**SET PROBLEM:** Do any lines in the data below contain "sales"? If so, copy every one of them.
Start of AVAILABLE DATA
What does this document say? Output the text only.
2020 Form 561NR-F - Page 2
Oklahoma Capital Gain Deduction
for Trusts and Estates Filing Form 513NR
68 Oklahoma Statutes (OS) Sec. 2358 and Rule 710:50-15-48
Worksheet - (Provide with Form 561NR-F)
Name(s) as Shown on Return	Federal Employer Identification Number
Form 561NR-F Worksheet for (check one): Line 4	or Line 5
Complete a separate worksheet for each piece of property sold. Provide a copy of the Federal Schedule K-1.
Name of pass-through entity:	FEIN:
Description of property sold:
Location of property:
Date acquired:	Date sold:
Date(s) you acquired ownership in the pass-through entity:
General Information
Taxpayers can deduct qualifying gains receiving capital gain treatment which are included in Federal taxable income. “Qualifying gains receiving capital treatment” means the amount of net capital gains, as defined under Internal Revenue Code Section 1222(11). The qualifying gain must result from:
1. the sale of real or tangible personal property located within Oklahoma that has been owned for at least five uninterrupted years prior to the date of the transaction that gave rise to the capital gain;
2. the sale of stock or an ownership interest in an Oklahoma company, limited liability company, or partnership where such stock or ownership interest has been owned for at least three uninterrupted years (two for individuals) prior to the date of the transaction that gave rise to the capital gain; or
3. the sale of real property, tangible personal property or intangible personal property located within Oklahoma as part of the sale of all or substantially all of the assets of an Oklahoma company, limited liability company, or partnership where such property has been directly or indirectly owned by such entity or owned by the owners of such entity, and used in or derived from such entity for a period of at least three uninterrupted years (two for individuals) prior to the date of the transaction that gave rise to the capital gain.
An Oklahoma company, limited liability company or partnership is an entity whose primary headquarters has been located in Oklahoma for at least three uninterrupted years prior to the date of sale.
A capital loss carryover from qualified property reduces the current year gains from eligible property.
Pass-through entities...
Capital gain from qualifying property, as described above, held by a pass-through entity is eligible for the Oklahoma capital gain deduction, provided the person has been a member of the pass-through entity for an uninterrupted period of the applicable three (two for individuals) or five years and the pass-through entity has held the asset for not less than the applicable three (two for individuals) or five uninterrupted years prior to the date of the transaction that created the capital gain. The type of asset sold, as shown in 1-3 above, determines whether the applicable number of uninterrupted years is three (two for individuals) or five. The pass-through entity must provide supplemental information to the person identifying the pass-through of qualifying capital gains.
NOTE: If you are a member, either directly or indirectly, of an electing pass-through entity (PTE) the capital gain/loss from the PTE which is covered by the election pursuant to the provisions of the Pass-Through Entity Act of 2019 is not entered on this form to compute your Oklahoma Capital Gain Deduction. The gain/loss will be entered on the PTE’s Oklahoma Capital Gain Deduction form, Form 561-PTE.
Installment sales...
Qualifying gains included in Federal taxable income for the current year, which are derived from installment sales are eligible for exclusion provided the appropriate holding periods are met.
End of AVAILABLE DATA
**THE ANSWER:**
Installment sales...
Qualifying gains included in Federal taxable income for the current year, which are derived from installment sales are eligible for exclusion provided the appropriate holding periods are met.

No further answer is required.